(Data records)
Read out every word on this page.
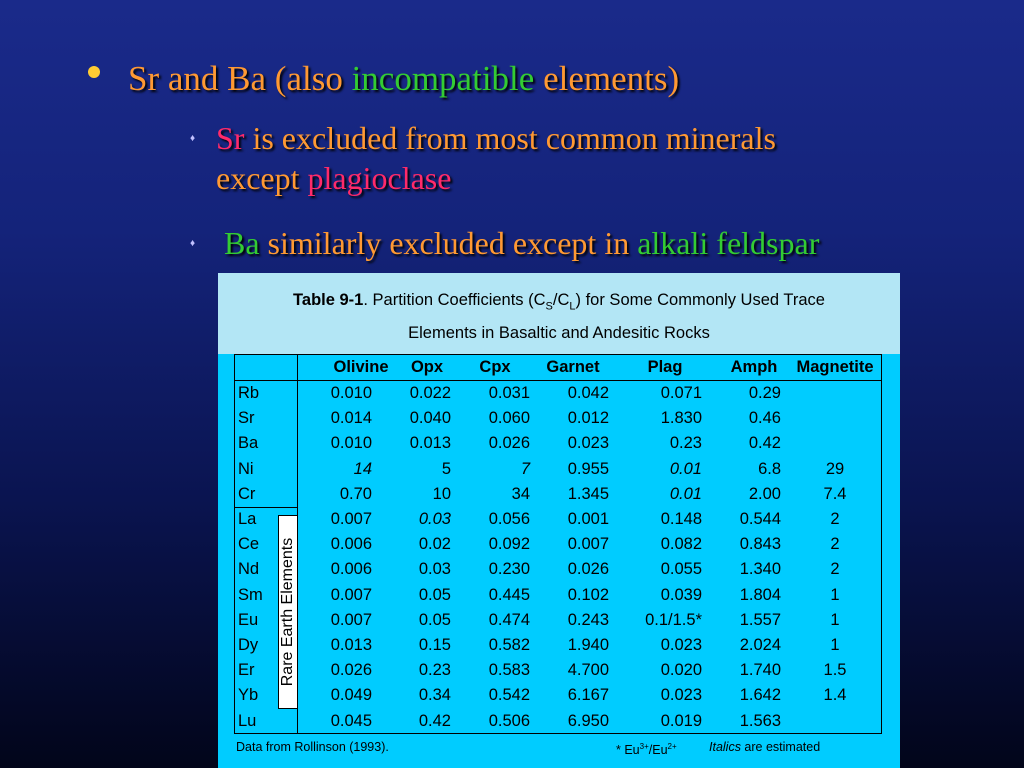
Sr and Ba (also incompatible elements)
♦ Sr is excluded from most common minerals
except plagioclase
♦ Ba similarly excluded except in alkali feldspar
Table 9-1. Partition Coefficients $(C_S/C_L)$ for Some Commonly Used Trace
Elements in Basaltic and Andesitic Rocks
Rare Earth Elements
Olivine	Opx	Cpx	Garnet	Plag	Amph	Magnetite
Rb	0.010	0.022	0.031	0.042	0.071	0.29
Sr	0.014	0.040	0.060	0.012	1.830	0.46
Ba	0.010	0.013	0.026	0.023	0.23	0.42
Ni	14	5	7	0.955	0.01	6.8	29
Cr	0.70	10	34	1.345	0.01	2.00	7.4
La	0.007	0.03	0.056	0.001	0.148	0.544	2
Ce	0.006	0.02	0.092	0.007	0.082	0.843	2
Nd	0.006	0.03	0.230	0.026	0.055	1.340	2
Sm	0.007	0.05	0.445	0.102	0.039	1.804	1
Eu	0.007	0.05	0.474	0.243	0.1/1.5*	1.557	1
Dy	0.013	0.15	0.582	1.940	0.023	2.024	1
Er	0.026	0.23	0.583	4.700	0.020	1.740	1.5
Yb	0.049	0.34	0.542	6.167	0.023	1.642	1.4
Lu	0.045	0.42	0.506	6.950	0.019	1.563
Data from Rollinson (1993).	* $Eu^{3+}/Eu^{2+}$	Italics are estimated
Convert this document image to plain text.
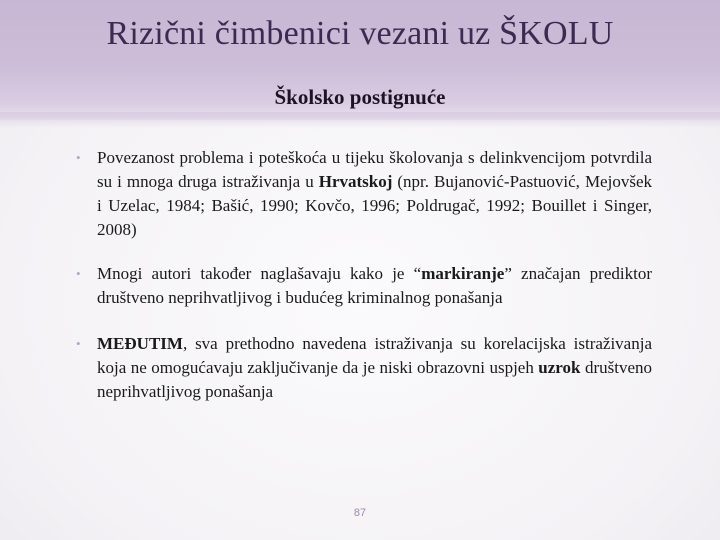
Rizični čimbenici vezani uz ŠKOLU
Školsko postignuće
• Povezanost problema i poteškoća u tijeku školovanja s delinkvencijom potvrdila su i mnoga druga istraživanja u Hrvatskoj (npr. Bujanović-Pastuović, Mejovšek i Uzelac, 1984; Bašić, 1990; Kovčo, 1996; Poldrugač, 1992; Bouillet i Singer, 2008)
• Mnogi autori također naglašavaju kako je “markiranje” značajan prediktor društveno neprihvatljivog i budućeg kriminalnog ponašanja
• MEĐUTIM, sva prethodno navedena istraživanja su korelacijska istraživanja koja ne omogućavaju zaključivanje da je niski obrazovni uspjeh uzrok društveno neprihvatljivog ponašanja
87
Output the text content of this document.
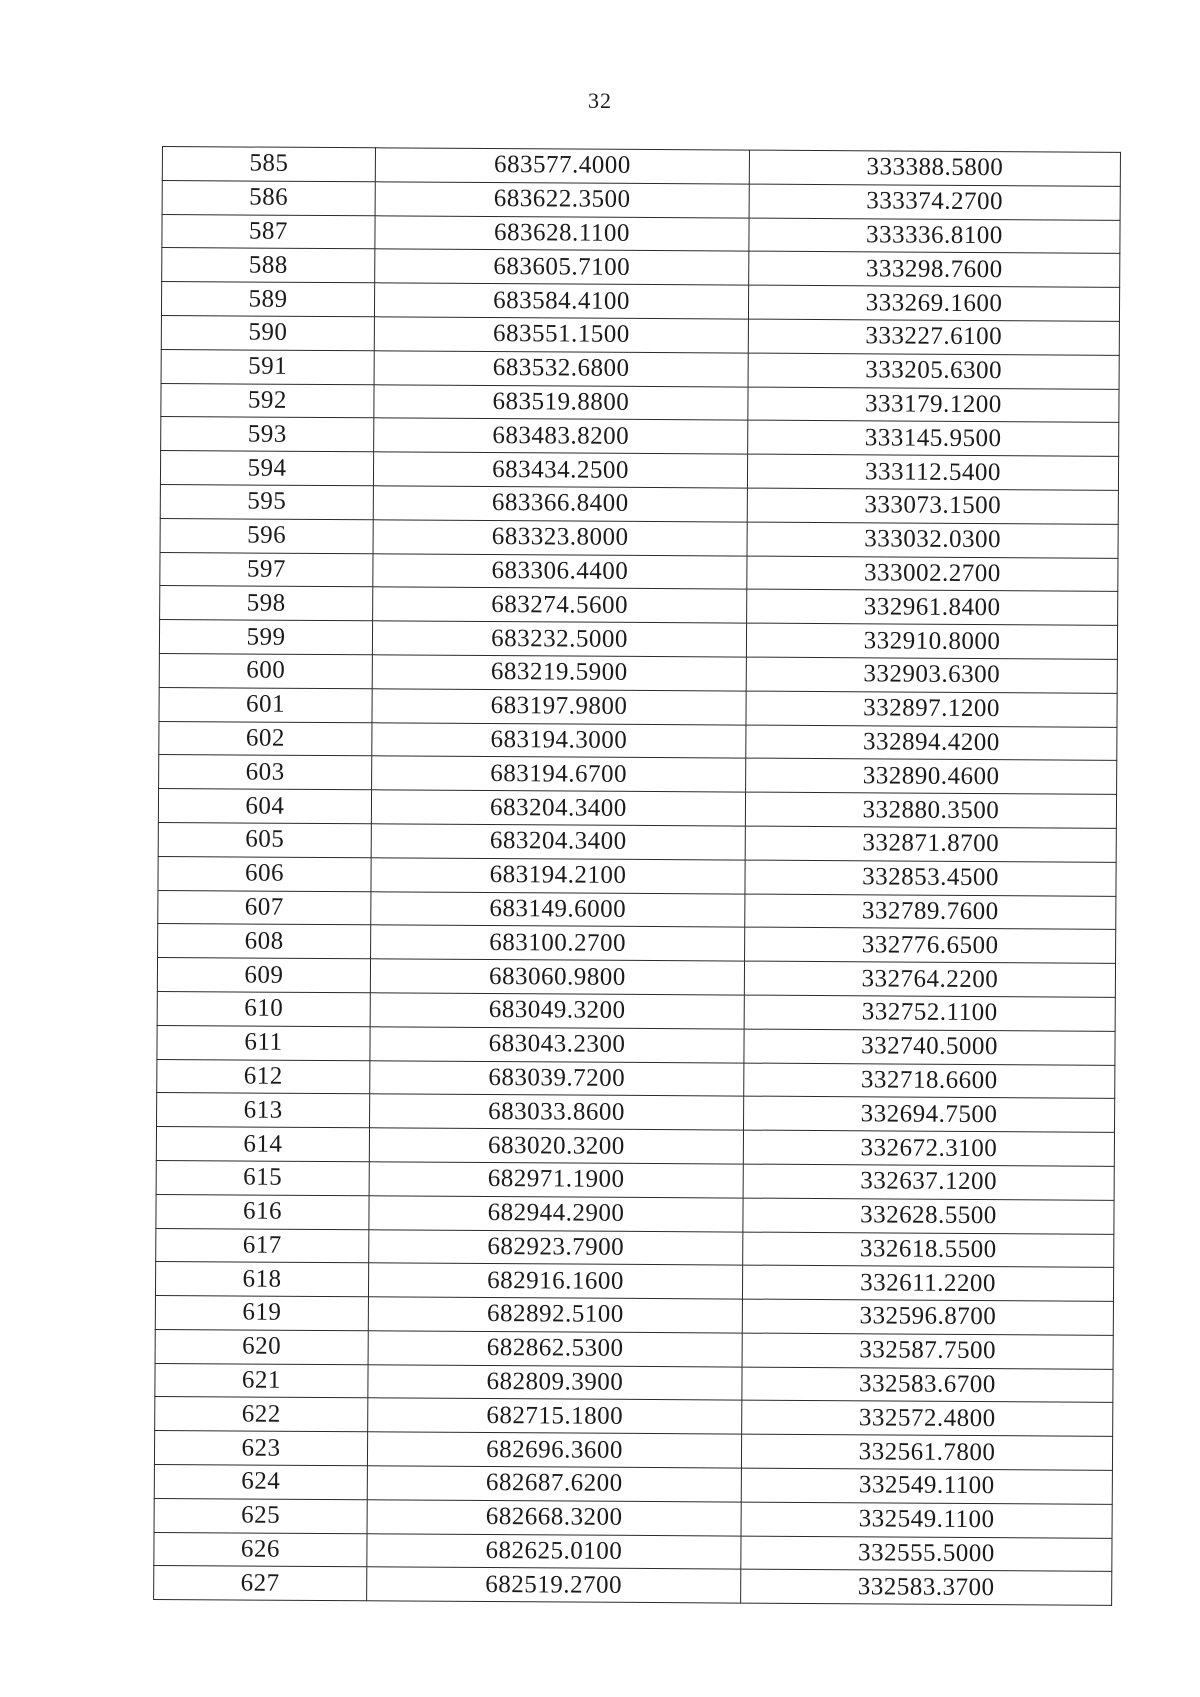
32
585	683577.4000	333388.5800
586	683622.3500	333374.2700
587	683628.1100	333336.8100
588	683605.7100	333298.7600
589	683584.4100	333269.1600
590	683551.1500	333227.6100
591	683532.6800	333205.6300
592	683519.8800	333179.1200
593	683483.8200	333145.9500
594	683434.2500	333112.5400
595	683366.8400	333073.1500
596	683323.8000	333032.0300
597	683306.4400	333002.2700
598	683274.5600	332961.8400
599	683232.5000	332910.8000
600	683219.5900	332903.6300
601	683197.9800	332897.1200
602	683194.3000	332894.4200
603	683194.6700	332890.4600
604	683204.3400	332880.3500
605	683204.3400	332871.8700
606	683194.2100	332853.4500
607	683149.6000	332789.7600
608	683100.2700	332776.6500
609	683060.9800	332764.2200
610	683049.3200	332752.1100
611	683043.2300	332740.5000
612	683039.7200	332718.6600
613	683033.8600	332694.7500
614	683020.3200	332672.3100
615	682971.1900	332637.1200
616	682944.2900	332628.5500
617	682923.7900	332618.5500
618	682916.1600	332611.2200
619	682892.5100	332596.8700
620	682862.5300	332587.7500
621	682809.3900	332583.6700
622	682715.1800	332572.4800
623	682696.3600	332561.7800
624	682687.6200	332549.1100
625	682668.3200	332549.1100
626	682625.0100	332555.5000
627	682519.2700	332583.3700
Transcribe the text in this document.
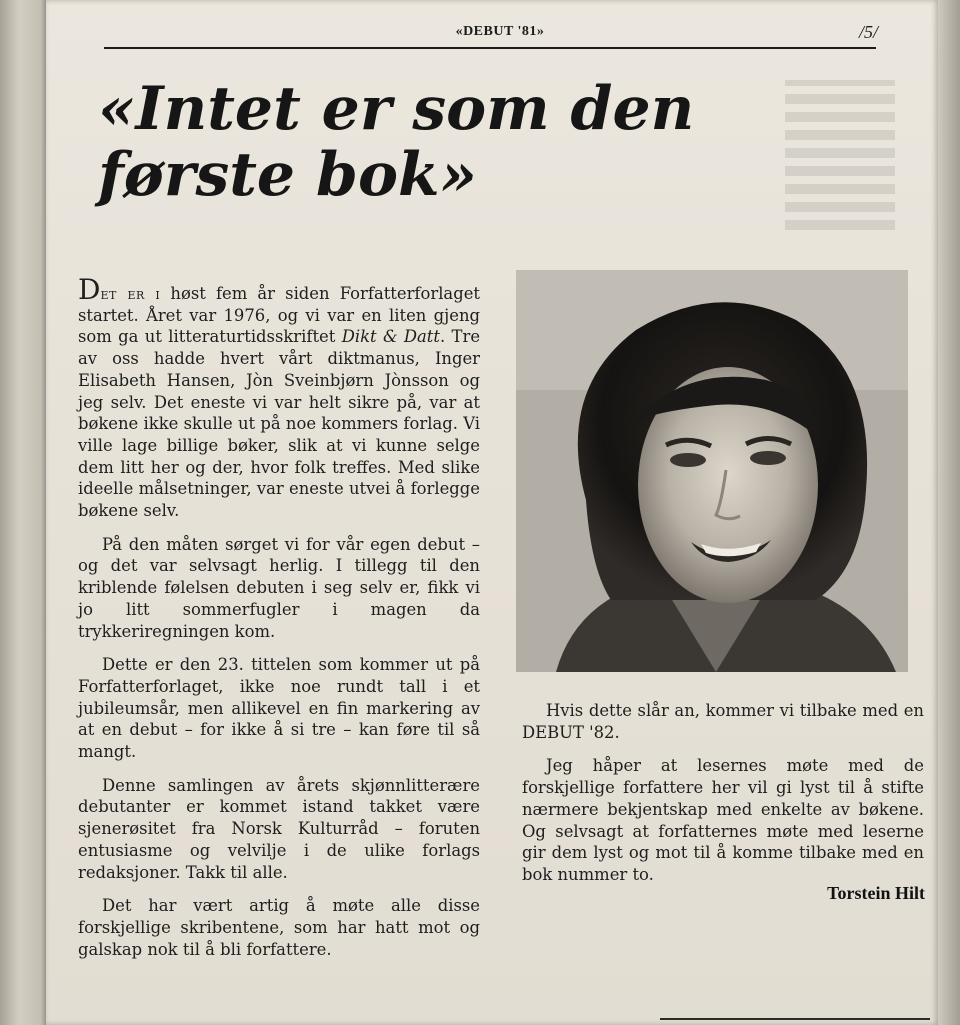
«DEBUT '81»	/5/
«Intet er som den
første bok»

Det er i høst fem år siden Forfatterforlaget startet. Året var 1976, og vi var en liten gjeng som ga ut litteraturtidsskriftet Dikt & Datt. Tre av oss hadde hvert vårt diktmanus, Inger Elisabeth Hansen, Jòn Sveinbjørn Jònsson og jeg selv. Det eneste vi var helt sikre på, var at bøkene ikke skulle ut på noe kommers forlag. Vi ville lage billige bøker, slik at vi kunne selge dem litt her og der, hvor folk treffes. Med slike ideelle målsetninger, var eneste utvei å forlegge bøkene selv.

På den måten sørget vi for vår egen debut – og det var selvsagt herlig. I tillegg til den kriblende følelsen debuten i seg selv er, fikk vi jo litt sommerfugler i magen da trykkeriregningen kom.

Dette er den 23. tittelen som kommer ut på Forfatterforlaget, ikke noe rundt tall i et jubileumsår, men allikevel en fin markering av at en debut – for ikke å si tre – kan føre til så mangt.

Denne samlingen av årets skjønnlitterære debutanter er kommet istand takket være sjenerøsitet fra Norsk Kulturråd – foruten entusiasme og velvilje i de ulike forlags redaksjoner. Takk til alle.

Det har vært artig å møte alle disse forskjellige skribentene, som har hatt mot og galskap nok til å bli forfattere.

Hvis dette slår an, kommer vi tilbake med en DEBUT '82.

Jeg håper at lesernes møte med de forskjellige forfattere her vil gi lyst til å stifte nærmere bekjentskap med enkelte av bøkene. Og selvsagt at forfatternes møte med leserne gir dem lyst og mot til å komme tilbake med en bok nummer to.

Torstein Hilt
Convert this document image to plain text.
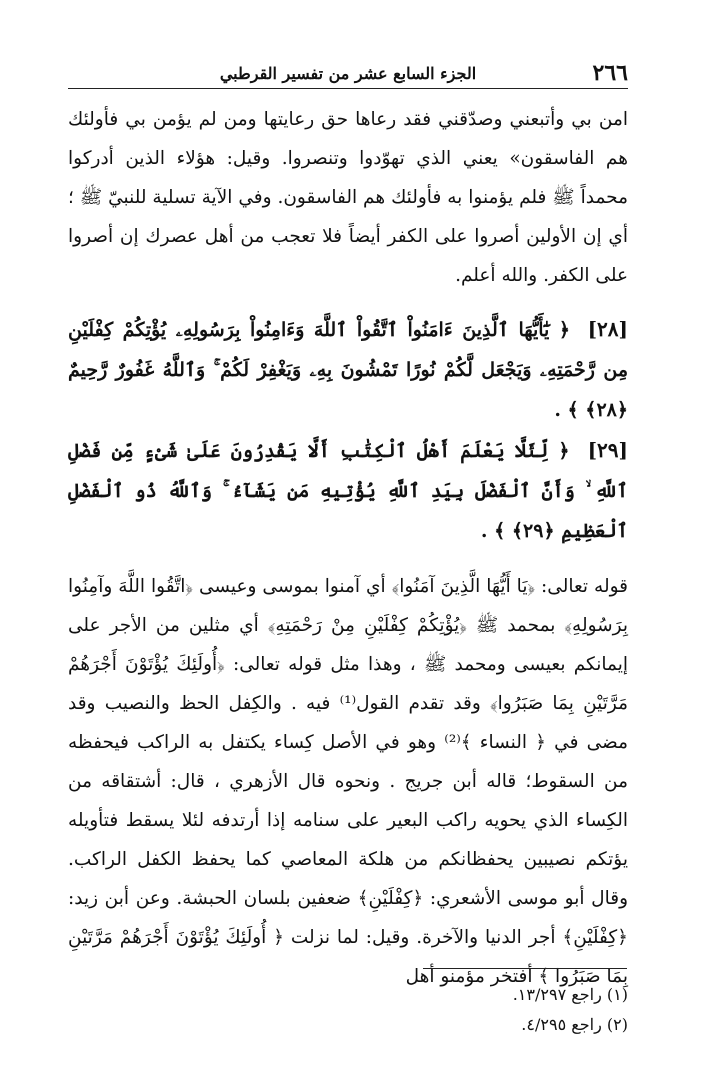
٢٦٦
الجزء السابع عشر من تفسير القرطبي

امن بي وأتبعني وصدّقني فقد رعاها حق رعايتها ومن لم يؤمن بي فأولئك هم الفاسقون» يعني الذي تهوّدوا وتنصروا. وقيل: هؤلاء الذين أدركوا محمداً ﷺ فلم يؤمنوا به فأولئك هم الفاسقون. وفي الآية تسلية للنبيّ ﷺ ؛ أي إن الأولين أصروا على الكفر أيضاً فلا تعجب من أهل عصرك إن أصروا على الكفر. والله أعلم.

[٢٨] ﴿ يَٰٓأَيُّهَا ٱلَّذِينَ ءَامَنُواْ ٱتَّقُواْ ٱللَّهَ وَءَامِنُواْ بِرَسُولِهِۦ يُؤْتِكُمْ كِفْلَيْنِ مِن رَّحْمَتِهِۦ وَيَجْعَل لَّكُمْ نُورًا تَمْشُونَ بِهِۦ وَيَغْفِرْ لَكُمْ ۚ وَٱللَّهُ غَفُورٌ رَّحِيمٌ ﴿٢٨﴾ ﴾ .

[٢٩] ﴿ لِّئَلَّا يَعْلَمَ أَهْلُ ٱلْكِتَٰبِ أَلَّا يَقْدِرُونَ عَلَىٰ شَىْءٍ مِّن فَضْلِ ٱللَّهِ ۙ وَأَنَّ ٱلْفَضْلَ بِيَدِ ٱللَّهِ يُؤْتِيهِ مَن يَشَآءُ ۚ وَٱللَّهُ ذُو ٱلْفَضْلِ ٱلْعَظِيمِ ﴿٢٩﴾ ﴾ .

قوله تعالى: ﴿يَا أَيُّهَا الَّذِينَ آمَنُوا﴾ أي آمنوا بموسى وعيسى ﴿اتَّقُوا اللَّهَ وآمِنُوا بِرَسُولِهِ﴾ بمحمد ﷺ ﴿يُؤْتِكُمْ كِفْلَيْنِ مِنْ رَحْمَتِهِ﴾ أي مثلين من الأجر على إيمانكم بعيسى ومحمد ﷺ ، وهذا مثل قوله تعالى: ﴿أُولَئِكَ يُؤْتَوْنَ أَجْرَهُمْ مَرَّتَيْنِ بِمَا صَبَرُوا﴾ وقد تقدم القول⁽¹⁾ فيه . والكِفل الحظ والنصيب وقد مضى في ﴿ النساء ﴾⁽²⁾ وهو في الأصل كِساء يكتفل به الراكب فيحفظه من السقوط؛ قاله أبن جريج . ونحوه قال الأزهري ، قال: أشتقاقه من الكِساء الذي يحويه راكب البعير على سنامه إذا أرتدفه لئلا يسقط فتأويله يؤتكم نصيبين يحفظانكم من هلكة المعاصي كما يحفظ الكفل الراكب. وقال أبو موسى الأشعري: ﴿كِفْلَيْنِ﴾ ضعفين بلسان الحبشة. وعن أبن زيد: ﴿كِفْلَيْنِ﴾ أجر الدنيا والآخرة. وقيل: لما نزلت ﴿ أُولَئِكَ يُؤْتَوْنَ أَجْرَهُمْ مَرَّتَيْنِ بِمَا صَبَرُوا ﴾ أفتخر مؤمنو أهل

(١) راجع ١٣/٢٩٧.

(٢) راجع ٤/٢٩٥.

WHAT IS ASKED >> Above are the records. Identify each line that contains the word "bøkene".

EXERCISE SOLUTION >>
Det er i høst fem år siden Forfatterforlaget startet. Året var 1976, og vi var en liten gjeng som ga ut litteraturtidsskriftet Dikt & Datt. Tre av oss hadde hvert vårt diktmanus, Inger Elisabeth Hansen, Jòn Sveinbjørn Jònsson og jeg selv. Det eneste vi var helt sikre på, var at bøkene ikke skulle ut på noe kommers forlag. Vi ville lage billige bøker, slik at vi kunne selge dem litt her og der, hvor folk treffes. Med slike ideelle målsetninger, var eneste utvei å forlegge bøkene selv.
Jeg håper at lesernes møte med de forskjellige forfattere her vil gi lyst til å stifte nærmere bekjentskap med enkelte av bøkene. Og selvsagt at forfatternes møte med leserne gir dem lyst og mot til å komme tilbake med en bok nummer to.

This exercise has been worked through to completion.